-- Start of DATASET --

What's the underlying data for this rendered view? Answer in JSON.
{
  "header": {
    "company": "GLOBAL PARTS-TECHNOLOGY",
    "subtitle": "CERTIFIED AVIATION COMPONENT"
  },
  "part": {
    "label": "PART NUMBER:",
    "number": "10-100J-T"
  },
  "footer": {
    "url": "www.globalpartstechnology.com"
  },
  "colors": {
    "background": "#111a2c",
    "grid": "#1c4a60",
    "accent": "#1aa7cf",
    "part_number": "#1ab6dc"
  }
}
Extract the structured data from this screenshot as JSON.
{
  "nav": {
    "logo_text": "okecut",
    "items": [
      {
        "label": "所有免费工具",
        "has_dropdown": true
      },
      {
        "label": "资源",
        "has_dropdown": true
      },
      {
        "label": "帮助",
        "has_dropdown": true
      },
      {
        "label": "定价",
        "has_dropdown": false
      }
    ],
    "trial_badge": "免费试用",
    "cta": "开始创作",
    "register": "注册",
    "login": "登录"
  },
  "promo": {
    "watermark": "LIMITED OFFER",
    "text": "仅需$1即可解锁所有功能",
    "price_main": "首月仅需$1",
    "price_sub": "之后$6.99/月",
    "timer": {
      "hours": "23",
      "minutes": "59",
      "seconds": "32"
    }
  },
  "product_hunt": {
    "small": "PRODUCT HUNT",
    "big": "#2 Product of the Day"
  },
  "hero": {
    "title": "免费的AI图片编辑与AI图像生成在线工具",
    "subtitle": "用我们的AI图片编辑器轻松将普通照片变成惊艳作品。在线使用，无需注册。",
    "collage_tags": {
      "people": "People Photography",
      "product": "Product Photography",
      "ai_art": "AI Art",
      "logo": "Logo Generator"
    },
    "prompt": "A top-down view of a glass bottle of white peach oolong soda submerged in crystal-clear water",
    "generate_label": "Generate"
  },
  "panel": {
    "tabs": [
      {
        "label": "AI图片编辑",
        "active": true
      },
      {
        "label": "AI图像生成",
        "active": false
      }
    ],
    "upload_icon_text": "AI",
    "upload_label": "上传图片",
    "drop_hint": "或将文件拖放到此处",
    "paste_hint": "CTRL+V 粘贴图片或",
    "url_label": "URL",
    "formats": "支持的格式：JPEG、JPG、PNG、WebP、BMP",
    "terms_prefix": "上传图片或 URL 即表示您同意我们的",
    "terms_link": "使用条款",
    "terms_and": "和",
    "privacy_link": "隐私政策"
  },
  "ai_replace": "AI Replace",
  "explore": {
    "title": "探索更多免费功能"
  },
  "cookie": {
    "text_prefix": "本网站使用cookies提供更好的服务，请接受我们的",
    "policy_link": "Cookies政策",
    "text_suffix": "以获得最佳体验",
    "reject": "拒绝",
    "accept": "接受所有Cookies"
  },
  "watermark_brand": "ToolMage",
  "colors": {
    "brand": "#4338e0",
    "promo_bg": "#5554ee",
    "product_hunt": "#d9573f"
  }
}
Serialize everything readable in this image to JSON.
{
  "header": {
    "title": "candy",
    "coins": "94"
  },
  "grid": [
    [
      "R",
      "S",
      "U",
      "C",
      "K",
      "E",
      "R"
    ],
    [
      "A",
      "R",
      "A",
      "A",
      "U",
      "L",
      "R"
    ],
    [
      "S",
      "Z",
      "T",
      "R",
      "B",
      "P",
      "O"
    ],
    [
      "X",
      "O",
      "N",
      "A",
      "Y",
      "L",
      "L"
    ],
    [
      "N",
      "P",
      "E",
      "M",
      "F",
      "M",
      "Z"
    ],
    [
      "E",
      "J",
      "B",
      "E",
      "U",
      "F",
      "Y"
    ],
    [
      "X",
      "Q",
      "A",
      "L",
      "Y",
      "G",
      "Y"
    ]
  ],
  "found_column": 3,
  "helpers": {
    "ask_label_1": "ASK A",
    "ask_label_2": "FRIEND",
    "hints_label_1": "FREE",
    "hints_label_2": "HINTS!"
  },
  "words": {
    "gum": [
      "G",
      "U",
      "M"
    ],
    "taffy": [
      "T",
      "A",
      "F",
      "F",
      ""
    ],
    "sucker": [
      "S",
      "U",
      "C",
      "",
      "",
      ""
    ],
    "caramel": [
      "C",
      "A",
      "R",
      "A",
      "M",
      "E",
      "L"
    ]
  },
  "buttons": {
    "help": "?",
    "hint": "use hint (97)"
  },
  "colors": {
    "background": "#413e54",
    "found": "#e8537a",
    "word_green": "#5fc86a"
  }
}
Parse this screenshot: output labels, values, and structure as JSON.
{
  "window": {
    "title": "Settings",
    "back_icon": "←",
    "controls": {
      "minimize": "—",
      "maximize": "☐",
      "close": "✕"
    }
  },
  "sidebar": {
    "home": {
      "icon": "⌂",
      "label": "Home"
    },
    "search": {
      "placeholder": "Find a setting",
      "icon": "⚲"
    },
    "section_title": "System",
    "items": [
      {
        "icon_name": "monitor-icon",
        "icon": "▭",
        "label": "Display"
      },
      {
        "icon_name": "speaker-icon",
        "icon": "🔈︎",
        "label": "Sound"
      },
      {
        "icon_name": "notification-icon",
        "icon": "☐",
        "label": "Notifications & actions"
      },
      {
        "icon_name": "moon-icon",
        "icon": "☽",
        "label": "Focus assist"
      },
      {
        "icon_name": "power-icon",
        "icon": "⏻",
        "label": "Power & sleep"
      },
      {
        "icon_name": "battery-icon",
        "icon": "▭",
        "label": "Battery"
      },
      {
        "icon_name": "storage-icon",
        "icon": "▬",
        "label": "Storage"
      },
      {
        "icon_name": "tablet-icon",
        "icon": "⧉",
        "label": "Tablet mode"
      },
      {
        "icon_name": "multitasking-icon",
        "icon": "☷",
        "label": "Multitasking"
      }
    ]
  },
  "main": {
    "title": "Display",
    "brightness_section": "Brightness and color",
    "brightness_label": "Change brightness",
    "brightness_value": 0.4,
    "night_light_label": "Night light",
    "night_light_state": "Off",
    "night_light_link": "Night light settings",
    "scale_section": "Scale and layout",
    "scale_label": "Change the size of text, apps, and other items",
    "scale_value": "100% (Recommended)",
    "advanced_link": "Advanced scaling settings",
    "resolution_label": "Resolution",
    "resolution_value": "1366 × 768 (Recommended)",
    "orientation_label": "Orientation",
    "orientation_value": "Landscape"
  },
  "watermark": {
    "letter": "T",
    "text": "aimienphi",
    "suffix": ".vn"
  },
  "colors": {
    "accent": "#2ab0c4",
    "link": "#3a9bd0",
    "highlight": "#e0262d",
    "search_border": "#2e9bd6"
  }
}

-- End of DATASET --

● GIVEN TASK
Copy every record exactly as presented.

● TASK SOLUTION
What's the underlying data for this rendered view? Answer in JSON.
{
  "header": {
    "company": "GLOBAL PARTS-TECHNOLOGY",
    "subtitle": "CERTIFIED AVIATION COMPONENT"
  },
  "part": {
    "label": "PART NUMBER:",
    "number": "10-100J-T"
  },
  "footer": {
    "url": "www.globalpartstechnology.com"
  },
  "colors": {
    "background": "#111a2c",
    "grid": "#1c4a60",
    "accent": "#1aa7cf",
    "part_number": "#1ab6dc"
  }
}
Extract the structured data from this screenshot as JSON.
{
  "nav": {
    "logo_text": "okecut",
    "items": [
      {
        "label": "所有免费工具",
        "has_dropdown": true
      },
      {
        "label": "资源",
        "has_dropdown": true
      },
      {
        "label": "帮助",
        "has_dropdown": true
      },
      {
        "label": "定价",
        "has_dropdown": false
      }
    ],
    "trial_badge": "免费试用",
    "cta": "开始创作",
    "register": "注册",
    "login": "登录"
  },
  "promo": {
    "watermark": "LIMITED OFFER",
    "text": "仅需$1即可解锁所有功能",
    "price_main": "首月仅需$1",
    "price_sub": "之后$6.99/月",
    "timer": {
      "hours": "23",
      "minutes": "59",
      "seconds": "32"
    }
  },
  "product_hunt": {
    "small": "PRODUCT HUNT",
    "big": "#2 Product of the Day"
  },
  "hero": {
    "title": "免费的AI图片编辑与AI图像生成在线工具",
    "subtitle": "用我们的AI图片编辑器轻松将普通照片变成惊艳作品。在线使用，无需注册。",
    "collage_tags": {
      "people": "People Photography",
      "product": "Product Photography",
      "ai_art": "AI Art",
      "logo": "Logo Generator"
    },
    "prompt": "A top-down view of a glass bottle of white peach oolong soda submerged in crystal-clear water",
    "generate_label": "Generate"
  },
  "panel": {
    "tabs": [
      {
        "label": "AI图片编辑",
        "active": true
      },
      {
        "label": "AI图像生成",
        "active": false
      }
    ],
    "upload_icon_text": "AI",
    "upload_label": "上传图片",
    "drop_hint": "或将文件拖放到此处",
    "paste_hint": "CTRL+V 粘贴图片或",
    "url_label": "URL",
    "formats": "支持的格式：JPEG、JPG、PNG、WebP、BMP",
    "terms_prefix": "上传图片或 URL 即表示您同意我们的",
    "terms_link": "使用条款",
    "terms_and": "和",
    "privacy_link": "隐私政策"
  },
  "ai_replace": "AI Replace",
  "explore": {
    "title": "探索更多免费功能"
  },
  "cookie": {
    "text_prefix": "本网站使用cookies提供更好的服务，请接受我们的",
    "policy_link": "Cookies政策",
    "text_suffix": "以获得最佳体验",
    "reject": "拒绝",
    "accept": "接受所有Cookies"
  },
  "watermark_brand": "ToolMage",
  "colors": {
    "brand": "#4338e0",
    "promo_bg": "#5554ee",
    "product_hunt": "#d9573f"
  }
}
Serialize everything readable in this image to JSON.
{
  "header": {
    "title": "candy",
    "coins": "94"
  },
  "grid": [
    [
      "R",
      "S",
      "U",
      "C",
      "K",
      "E",
      "R"
    ],
    [
      "A",
      "R",
      "A",
      "A",
      "U",
      "L",
      "R"
    ],
    [
      "S",
      "Z",
      "T",
      "R",
      "B",
      "P",
      "O"
    ],
    [
      "X",
      "O",
      "N",
      "A",
      "Y",
      "L",
      "L"
    ],
    [
      "N",
      "P",
      "E",
      "M",
      "F",
      "M",
      "Z"
    ],
    [
      "E",
      "J",
      "B",
      "E",
      "U",
      "F",
      "Y"
    ],
    [
      "X",
      "Q",
      "A",
      "L",
      "Y",
      "G",
      "Y"
    ]
  ],
  "found_column": 3,
  "helpers": {
    "ask_label_1": "ASK A",
    "ask_label_2": "FRIEND",
    "hints_label_1": "FREE",
    "hints_label_2": "HINTS!"
  },
  "words": {
    "gum": [
      "G",
      "U",
      "M"
    ],
    "taffy": [
      "T",
      "A",
      "F",
      "F",
      ""
    ],
    "sucker": [
      "S",
      "U",
      "C",
      "",
      "",
      ""
    ],
    "caramel": [
      "C",
      "A",
      "R",
      "A",
      "M",
      "E",
      "L"
    ]
  },
  "buttons": {
    "help": "?",
    "hint": "use hint (97)"
  },
  "colors": {
    "background": "#413e54",
    "found": "#e8537a",
    "word_green": "#5fc86a"
  }
}
Parse this screenshot: output labels, values, and structure as JSON.
{
  "window": {
    "title": "Settings",
    "back_icon": "←",
    "controls": {
      "minimize": "—",
      "maximize": "☐",
      "close": "✕"
    }
  },
  "sidebar": {
    "home": {
      "icon": "⌂",
      "label": "Home"
    },
    "search": {
      "placeholder": "Find a setting",
      "icon": "⚲"
    },
    "section_title": "System",
    "items": [
      {
        "icon_name": "monitor-icon",
        "icon": "▭",
        "label": "Display"
      },
      {
        "icon_name": "speaker-icon",
        "icon": "🔈︎",
        "label": "Sound"
      },
      {
        "icon_name": "notification-icon",
        "icon": "☐",
        "label": "Notifications & actions"
      },
      {
        "icon_name": "moon-icon",
        "icon": "☽",
        "label": "Focus assist"
      },
      {
        "icon_name": "power-icon",
        "icon": "⏻",
        "label": "Power & sleep"
      },
      {
        "icon_name": "battery-icon",
        "icon": "▭",
        "label": "Battery"
      },
      {
        "icon_name": "storage-icon",
        "icon": "▬",
        "label": "Storage"
      },
      {
        "icon_name": "tablet-icon",
        "icon": "⧉",
        "label": "Tablet mode"
      },
      {
        "icon_name": "multitasking-icon",
        "icon": "☷",
        "label": "Multitasking"
      }
    ]
  },
  "main": {
    "title": "Display",
    "brightness_section": "Brightness and color",
    "brightness_label": "Change brightness",
    "brightness_value": 0.4,
    "night_light_label": "Night light",
    "night_light_state": "Off",
    "night_light_link": "Night light settings",
    "scale_section": "Scale and layout",
    "scale_label": "Change the size of text, apps, and other items",
    "scale_value": "100% (Recommended)",
    "advanced_link": "Advanced scaling settings",
    "resolution_label": "Resolution",
    "resolution_value": "1366 × 768 (Recommended)",
    "orientation_label": "Orientation",
    "orientation_value": "Landscape"
  },
  "watermark": {
    "letter": "T",
    "text": "aimienphi",
    "suffix": ".vn"
  },
  "colors": {
    "accent": "#2ab0c4",
    "link": "#3a9bd0",
    "highlight": "#e0262d",
    "search_border": "#2e9bd6"
  }
}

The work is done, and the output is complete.